WRITTEN EXERCISE: Reproduce the records that follow in full, excluding any picture they contain.

RECORD EXTRACTS:
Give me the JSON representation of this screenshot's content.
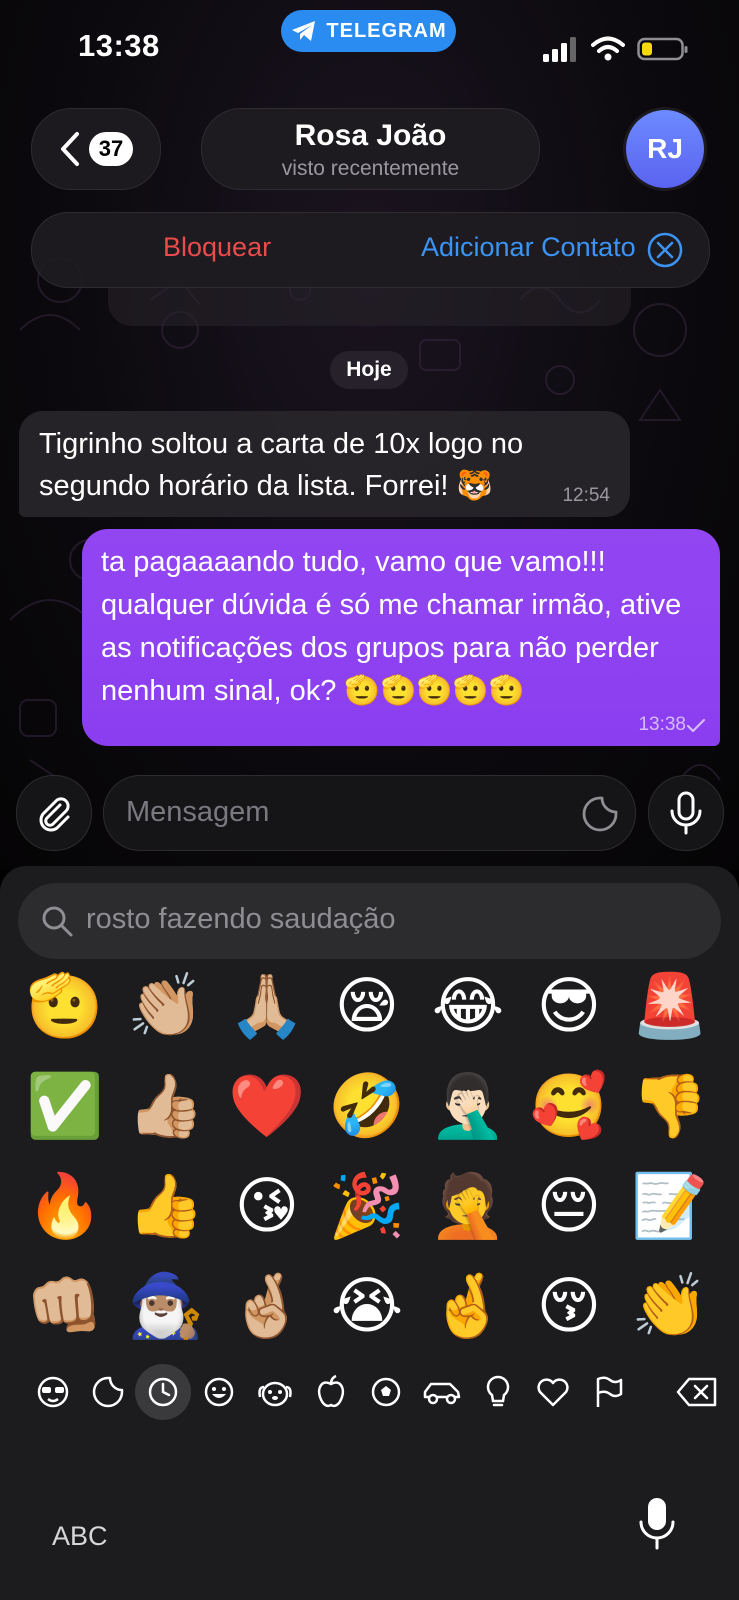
{
  "status_bar": {
    "time": "13:38",
    "app_pill": "TELEGRAM"
  },
  "header": {
    "back_count": "37",
    "contact_name": "Rosa João",
    "contact_status": "visto recentemente",
    "avatar_initials": "RJ"
  },
  "action_bar": {
    "block_label": "Bloquear",
    "add_contact_label": "Adicionar Contato"
  },
  "chat": {
    "date_chip": "Hoje",
    "messages": [
      {
        "direction": "incoming",
        "text": "Tigrinho soltou a carta de 10x logo no segundo horário da lista. Forrei! 🐯",
        "time": "12:54"
      },
      {
        "direction": "outgoing",
        "text": "ta pagaaaando tudo, vamo que vamo!!! qualquer dúvida é só me chamar irmão, ative as notificações dos grupos para não perder nenhum sinal, ok? 🫡🫡🫡🫡🫡",
        "time": "13:38",
        "status": "sent-check"
      }
    ]
  },
  "composer": {
    "placeholder": "Mensagem"
  },
  "emoji_panel": {
    "search_query": "rosto fazendo saudação",
    "rows": [
      [
        "🫡",
        "👏🏼",
        "🙏🏼",
        "😪",
        "😂",
        "😎",
        "🚨"
      ],
      [
        "✅",
        "👍🏼",
        "❤️",
        "🤣",
        "🤦🏻‍♂️",
        "🥰",
        "👎"
      ],
      [
        "🔥",
        "👍",
        "😘",
        "🎉",
        "🤦",
        "😔",
        "📝"
      ],
      [
        "👊🏼",
        "🧙🏽‍♂️",
        "🤞🏼",
        "😭",
        "🤞",
        "😚",
        "👏"
      ]
    ],
    "categories": [
      "mask-icon",
      "sticker-icon",
      "recent-clock-icon",
      "smiley-icon",
      "animal-icon",
      "apple-icon",
      "ball-icon",
      "car-icon",
      "bulb-icon",
      "heart-icon",
      "flag-icon",
      "backspace-icon"
    ],
    "selected_category": "recent-clock-icon",
    "abc_label": "ABC"
  },
  "colors": {
    "accent_blue": "#3b94f5",
    "danger_red": "#ea4b4b",
    "outgoing_bubble": "#8a3ef0",
    "telegram_pill": "#2a8cf0",
    "avatar": "#5a63f0"
  }
}
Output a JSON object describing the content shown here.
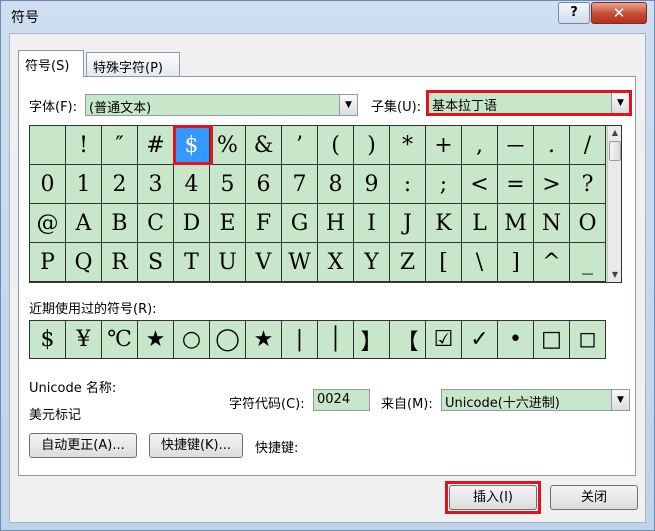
{
  "window": {
    "title": "符号",
    "help_label": "?",
    "close_label": "✕"
  },
  "tabs": [
    {
      "label": "符号(S)"
    },
    {
      "label": "特殊字符(P)"
    }
  ],
  "font": {
    "label": "字体(F):",
    "value": "(普通文本)"
  },
  "subset": {
    "label": "子集(U):",
    "value": "基本拉丁语"
  },
  "symbols": [
    " ",
    "!",
    "″",
    "#",
    "$",
    "%",
    "&",
    "’",
    "(",
    ")",
    "*",
    "+",
    ",",
    "－",
    ".",
    "/",
    "0",
    "1",
    "2",
    "3",
    "4",
    "5",
    "6",
    "7",
    "8",
    "9",
    ":",
    ";",
    "<",
    "=",
    ">",
    "?",
    "@",
    "A",
    "B",
    "C",
    "D",
    "E",
    "F",
    "G",
    "H",
    "I",
    "J",
    "K",
    "L",
    "M",
    "N",
    "O",
    "P",
    "Q",
    "R",
    "S",
    "T",
    "U",
    "V",
    "W",
    "X",
    "Y",
    "Z",
    "[",
    "\\",
    "]",
    "^",
    "_"
  ],
  "selected_symbol": "$",
  "recent": {
    "label": "近期使用过的符号(R):",
    "items": [
      "$",
      "¥",
      "℃",
      "★",
      "○",
      "◯",
      "★",
      "|",
      "│",
      "】",
      "【",
      "☑",
      "✓",
      "•",
      "□",
      "◻"
    ]
  },
  "unicode_name": {
    "label": "Unicode 名称:",
    "value": "美元标记"
  },
  "char_code": {
    "label": "字符代码(C):",
    "value": "0024"
  },
  "from": {
    "label": "来自(M):",
    "value": "Unicode(十六进制)"
  },
  "buttons": {
    "autocorrect": "自动更正(A)...",
    "shortcut_key": "快捷键(K)...",
    "shortcut_label": "快捷键:",
    "insert": "插入(I)",
    "close": "关闭"
  },
  "colors": {
    "highlight": "#e0141e",
    "selection": "#3399ff",
    "cell_background": "#c8e6c9"
  },
  "icons": {
    "dropdown": "chevron-down-icon",
    "scroll_up": "scroll-up-icon",
    "scroll_down": "scroll-down-icon"
  }
}
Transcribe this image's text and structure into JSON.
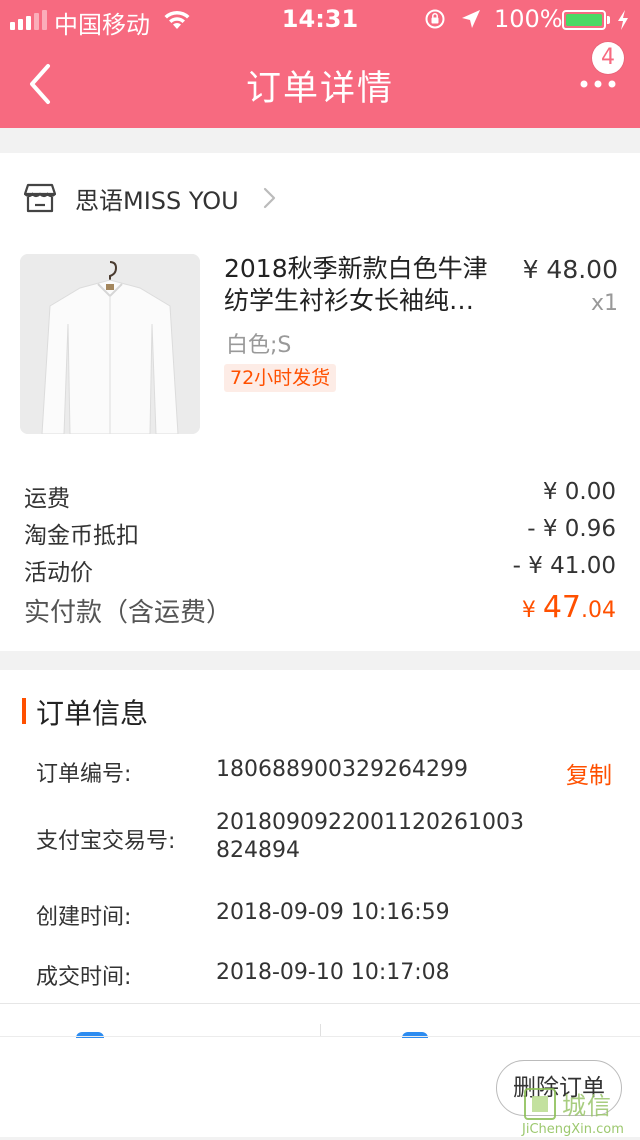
{
  "status": {
    "carrier": "中国移动",
    "time": "14:31",
    "battery": "100%",
    "battery_level": 1.0
  },
  "nav": {
    "title": "订单详情",
    "badge": "4",
    "color": "#f76a80"
  },
  "shop": {
    "name": "思语MISS YOU"
  },
  "product": {
    "title": "2018秋季新款白色牛津纺学生衬衫女长袖纯…",
    "price": "¥ 48.00",
    "qty": "x1",
    "sku": "白色;S",
    "tag": "72小时发货"
  },
  "fees": [
    {
      "label": "运费",
      "value": "¥ 0.00"
    },
    {
      "label": "淘金币抵扣",
      "value": "- ¥ 0.96"
    },
    {
      "label": "活动价",
      "value": "- ¥ 41.00"
    }
  ],
  "payment": {
    "label": "实付款（含运费）",
    "currency": "¥ ",
    "integer": "47",
    "decimal": ".04",
    "color": "#ff5000"
  },
  "order_info": {
    "title": "订单信息",
    "copy_label": "复制",
    "rows": [
      {
        "key": "订单编号:",
        "value": "180688900329264299"
      },
      {
        "key": "支付宝交易号:",
        "value": "2018090922001120261003824894"
      },
      {
        "key": "创建时间:",
        "value": "2018-09-09 10:16:59"
      },
      {
        "key": "成交时间:",
        "value": "2018-09-10 10:17:08"
      }
    ]
  },
  "actions": {
    "delete_label": "删除订单"
  },
  "watermark": {
    "main": "城信",
    "sub": "JiChengXin.com"
  }
}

EXERCISE RESULT:
Give me the JSON representation of this screenshot's content.
{
  "status_bar": {
    "time": "13:38",
    "app_pill": "TELEGRAM"
  },
  "header": {
    "back_count": "37",
    "contact_name": "Rosa João",
    "contact_status": "visto recentemente",
    "avatar_initials": "RJ"
  },
  "action_bar": {
    "block_label": "Bloquear",
    "add_contact_label": "Adicionar Contato"
  },
  "chat": {
    "date_chip": "Hoje",
    "messages": [
      {
        "direction": "incoming",
        "text": "Tigrinho soltou a carta de 10x logo no segundo horário da lista. Forrei! 🐯",
        "time": "12:54"
      },
      {
        "direction": "outgoing",
        "text": "ta pagaaaando tudo, vamo que vamo!!! qualquer dúvida é só me chamar irmão, ative as notificações dos grupos para não perder nenhum sinal, ok? 🫡🫡🫡🫡🫡",
        "time": "13:38",
        "status": "sent-check"
      }
    ]
  },
  "composer": {
    "placeholder": "Mensagem"
  },
  "emoji_panel": {
    "search_query": "rosto fazendo saudação",
    "rows": [
      [
        "🫡",
        "👏🏼",
        "🙏🏼",
        "😪",
        "😂",
        "😎",
        "🚨"
      ],
      [
        "✅",
        "👍🏼",
        "❤️",
        "🤣",
        "🤦🏻‍♂️",
        "🥰",
        "👎"
      ],
      [
        "🔥",
        "👍",
        "😘",
        "🎉",
        "🤦",
        "😔",
        "📝"
      ],
      [
        "👊🏼",
        "🧙🏽‍♂️",
        "🤞🏼",
        "😭",
        "🤞",
        "😚",
        "👏"
      ]
    ],
    "categories": [
      "mask-icon",
      "sticker-icon",
      "recent-clock-icon",
      "smiley-icon",
      "animal-icon",
      "apple-icon",
      "ball-icon",
      "car-icon",
      "bulb-icon",
      "heart-icon",
      "flag-icon",
      "backspace-icon"
    ],
    "selected_category": "recent-clock-icon",
    "abc_label": "ABC"
  },
  "colors": {
    "accent_blue": "#3b94f5",
    "danger_red": "#ea4b4b",
    "outgoing_bubble": "#8a3ef0",
    "telegram_pill": "#2a8cf0",
    "avatar": "#5a63f0"
  }
}
Output a JSON object describing the content shown here.
{
  "window": {
    "title": "符号",
    "help_label": "?",
    "close_label": "✕"
  },
  "tabs": [
    {
      "label": "符号(S)"
    },
    {
      "label": "特殊字符(P)"
    }
  ],
  "font": {
    "label": "字体(F):",
    "value": "(普通文本)"
  },
  "subset": {
    "label": "子集(U):",
    "value": "基本拉丁语"
  },
  "symbols": [
    " ",
    "!",
    "″",
    "#",
    "$",
    "%",
    "&",
    "’",
    "(",
    ")",
    "*",
    "+",
    ",",
    "－",
    ".",
    "/",
    "0",
    "1",
    "2",
    "3",
    "4",
    "5",
    "6",
    "7",
    "8",
    "9",
    ":",
    ";",
    "<",
    "=",
    ">",
    "?",
    "@",
    "A",
    "B",
    "C",
    "D",
    "E",
    "F",
    "G",
    "H",
    "I",
    "J",
    "K",
    "L",
    "M",
    "N",
    "O",
    "P",
    "Q",
    "R",
    "S",
    "T",
    "U",
    "V",
    "W",
    "X",
    "Y",
    "Z",
    "[",
    "\\",
    "]",
    "^",
    "_"
  ],
  "selected_symbol": "$",
  "recent": {
    "label": "近期使用过的符号(R):",
    "items": [
      "$",
      "¥",
      "℃",
      "★",
      "○",
      "◯",
      "★",
      "|",
      "│",
      "】",
      "【",
      "☑",
      "✓",
      "•",
      "□",
      "◻"
    ]
  },
  "unicode_name": {
    "label": "Unicode 名称:",
    "value": "美元标记"
  },
  "char_code": {
    "label": "字符代码(C):",
    "value": "0024"
  },
  "from": {
    "label": "来自(M):",
    "value": "Unicode(十六进制)"
  },
  "buttons": {
    "autocorrect": "自动更正(A)...",
    "shortcut_key": "快捷键(K)...",
    "shortcut_label": "快捷键:",
    "insert": "插入(I)",
    "close": "关闭"
  },
  "colors": {
    "highlight": "#e0141e",
    "selection": "#3399ff",
    "cell_background": "#c8e6c9"
  },
  "icons": {
    "dropdown": "chevron-down-icon",
    "scroll_up": "scroll-up-icon",
    "scroll_down": "scroll-down-icon"
  }
}
Transcribe this image's text and structure into JSON.
{
  "status": {
    "carrier": "中国移动",
    "time": "14:31",
    "battery": "100%",
    "battery_level": 1.0
  },
  "nav": {
    "title": "订单详情",
    "badge": "4",
    "color": "#f76a80"
  },
  "shop": {
    "name": "思语MISS YOU"
  },
  "product": {
    "title": "2018秋季新款白色牛津纺学生衬衫女长袖纯…",
    "price": "¥ 48.00",
    "qty": "x1",
    "sku": "白色;S",
    "tag": "72小时发货"
  },
  "fees": [
    {
      "label": "运费",
      "value": "¥ 0.00"
    },
    {
      "label": "淘金币抵扣",
      "value": "- ¥ 0.96"
    },
    {
      "label": "活动价",
      "value": "- ¥ 41.00"
    }
  ],
  "payment": {
    "label": "实付款（含运费）",
    "currency": "¥ ",
    "integer": "47",
    "decimal": ".04",
    "color": "#ff5000"
  },
  "order_info": {
    "title": "订单信息",
    "copy_label": "复制",
    "rows": [
      {
        "key": "订单编号:",
        "value": "180688900329264299"
      },
      {
        "key": "支付宝交易号:",
        "value": "2018090922001120261003824894"
      },
      {
        "key": "创建时间:",
        "value": "2018-09-09 10:16:59"
      },
      {
        "key": "成交时间:",
        "value": "2018-09-10 10:17:08"
      }
    ]
  },
  "actions": {
    "delete_label": "删除订单"
  },
  "watermark": {
    "main": "城信",
    "sub": "JiChengXin.com"
  }
}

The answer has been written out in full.